• Your goal
Only the lines holding the string "type" are needed. Copy each one.

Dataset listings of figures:
::::

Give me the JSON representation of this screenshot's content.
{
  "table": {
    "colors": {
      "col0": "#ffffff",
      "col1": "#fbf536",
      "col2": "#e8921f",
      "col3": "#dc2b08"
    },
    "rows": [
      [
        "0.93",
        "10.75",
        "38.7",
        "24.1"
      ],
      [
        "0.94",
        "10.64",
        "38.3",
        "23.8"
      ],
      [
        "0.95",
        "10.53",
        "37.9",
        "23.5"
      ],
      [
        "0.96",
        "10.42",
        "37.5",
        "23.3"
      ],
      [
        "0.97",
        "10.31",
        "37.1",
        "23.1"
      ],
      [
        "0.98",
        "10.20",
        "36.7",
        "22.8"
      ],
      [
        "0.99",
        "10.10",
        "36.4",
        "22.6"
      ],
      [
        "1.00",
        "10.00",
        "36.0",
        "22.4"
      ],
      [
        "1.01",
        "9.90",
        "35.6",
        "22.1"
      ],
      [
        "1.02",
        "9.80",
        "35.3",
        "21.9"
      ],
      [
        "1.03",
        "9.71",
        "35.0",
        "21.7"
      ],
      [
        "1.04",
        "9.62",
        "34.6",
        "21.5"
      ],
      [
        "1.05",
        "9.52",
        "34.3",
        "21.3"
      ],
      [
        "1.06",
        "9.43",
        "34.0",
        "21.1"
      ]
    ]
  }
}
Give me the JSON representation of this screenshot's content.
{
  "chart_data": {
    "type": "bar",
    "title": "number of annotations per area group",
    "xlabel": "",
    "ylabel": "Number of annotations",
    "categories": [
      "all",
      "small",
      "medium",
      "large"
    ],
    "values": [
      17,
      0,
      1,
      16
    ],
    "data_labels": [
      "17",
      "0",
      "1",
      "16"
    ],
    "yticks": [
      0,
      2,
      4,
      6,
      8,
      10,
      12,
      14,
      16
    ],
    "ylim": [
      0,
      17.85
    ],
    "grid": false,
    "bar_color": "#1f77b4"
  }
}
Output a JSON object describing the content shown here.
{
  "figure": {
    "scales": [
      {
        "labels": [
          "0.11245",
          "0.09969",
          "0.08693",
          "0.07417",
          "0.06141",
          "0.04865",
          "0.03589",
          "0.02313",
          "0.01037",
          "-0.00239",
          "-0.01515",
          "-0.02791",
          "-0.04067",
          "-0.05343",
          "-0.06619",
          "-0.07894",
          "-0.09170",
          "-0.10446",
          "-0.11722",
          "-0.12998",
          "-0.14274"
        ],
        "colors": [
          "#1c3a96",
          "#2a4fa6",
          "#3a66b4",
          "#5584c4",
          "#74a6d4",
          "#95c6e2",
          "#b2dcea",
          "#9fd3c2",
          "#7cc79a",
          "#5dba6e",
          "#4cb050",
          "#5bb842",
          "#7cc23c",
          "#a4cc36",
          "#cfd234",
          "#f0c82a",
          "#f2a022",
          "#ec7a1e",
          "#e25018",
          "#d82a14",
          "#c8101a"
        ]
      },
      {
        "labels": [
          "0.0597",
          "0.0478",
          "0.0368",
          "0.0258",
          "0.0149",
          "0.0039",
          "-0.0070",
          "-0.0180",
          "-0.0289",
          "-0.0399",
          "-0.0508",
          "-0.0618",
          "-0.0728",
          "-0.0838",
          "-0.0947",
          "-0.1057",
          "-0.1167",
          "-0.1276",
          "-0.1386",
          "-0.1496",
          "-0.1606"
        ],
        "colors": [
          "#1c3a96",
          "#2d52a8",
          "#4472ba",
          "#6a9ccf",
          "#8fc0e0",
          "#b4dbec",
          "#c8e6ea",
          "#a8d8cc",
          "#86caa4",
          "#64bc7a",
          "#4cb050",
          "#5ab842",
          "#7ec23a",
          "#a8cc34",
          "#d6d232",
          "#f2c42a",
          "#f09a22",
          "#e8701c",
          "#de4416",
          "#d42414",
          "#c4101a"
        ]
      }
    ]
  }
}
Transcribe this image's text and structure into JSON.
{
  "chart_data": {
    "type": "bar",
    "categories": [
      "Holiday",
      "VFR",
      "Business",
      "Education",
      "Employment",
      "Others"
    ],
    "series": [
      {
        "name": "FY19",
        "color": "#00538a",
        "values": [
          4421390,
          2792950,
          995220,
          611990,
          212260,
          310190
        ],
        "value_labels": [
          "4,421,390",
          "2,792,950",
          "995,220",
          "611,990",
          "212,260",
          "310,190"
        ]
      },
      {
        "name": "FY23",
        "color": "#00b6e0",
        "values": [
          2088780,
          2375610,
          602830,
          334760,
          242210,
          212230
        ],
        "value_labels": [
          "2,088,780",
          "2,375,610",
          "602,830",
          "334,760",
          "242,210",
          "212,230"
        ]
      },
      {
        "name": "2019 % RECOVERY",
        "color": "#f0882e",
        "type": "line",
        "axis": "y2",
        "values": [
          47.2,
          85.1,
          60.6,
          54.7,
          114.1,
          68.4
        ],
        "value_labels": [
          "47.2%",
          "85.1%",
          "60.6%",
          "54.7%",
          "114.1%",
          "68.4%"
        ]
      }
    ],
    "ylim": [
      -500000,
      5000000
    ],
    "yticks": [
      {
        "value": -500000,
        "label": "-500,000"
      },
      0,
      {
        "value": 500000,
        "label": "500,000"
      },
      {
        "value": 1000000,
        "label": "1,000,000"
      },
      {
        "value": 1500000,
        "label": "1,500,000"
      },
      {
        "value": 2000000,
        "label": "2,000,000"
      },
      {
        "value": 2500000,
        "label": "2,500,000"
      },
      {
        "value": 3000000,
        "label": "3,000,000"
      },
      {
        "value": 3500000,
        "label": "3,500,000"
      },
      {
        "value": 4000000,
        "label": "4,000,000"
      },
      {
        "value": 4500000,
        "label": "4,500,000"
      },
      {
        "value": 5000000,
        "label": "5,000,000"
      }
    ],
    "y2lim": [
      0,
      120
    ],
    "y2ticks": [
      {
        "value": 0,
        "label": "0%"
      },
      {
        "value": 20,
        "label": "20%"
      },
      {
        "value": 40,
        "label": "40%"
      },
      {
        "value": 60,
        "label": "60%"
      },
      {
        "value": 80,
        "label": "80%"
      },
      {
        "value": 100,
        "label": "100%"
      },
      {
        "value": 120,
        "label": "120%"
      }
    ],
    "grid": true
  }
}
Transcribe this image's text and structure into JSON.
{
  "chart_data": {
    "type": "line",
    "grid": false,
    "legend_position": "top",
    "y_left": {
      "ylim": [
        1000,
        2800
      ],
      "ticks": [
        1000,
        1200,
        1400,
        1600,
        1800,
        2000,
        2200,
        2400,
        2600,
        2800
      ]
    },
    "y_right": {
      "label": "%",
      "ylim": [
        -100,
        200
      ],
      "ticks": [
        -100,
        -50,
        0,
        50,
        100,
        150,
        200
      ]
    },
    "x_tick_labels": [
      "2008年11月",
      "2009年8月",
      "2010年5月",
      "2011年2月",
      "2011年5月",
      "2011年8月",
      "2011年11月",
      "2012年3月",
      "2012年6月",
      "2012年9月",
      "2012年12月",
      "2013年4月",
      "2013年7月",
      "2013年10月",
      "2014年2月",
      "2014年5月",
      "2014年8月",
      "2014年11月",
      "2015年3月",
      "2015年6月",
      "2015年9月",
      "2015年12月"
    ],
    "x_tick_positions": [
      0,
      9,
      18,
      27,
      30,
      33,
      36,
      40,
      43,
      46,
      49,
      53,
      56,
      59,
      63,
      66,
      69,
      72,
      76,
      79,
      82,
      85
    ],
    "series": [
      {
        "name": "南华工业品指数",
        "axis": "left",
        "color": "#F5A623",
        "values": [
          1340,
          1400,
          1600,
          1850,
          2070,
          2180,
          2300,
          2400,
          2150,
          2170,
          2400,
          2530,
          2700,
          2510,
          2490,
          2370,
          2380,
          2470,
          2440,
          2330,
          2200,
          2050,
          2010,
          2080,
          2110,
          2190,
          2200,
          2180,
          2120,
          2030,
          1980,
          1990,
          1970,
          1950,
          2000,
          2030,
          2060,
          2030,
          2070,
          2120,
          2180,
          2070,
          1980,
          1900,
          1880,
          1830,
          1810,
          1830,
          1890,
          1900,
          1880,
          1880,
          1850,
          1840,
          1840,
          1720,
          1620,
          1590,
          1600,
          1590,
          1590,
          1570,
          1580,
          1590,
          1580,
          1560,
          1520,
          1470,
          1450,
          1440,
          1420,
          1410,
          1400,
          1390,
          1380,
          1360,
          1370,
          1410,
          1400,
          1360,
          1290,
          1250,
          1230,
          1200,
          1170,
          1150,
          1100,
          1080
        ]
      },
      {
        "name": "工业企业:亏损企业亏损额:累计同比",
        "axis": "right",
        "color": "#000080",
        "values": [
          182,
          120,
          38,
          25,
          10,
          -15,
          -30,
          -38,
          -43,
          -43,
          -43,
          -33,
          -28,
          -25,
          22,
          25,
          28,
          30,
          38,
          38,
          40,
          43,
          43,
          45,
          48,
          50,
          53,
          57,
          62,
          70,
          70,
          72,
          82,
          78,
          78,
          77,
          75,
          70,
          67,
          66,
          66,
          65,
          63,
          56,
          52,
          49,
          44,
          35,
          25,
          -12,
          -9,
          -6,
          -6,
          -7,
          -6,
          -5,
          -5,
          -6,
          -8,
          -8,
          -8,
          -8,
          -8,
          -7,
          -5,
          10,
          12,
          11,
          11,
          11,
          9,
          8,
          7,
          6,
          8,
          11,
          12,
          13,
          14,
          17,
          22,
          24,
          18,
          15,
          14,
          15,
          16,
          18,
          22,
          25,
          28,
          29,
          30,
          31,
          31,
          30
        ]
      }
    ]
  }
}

::::

• Full answer
    "type": "bar",
    "type": "bar",
        "type": "line",
    "type": "line",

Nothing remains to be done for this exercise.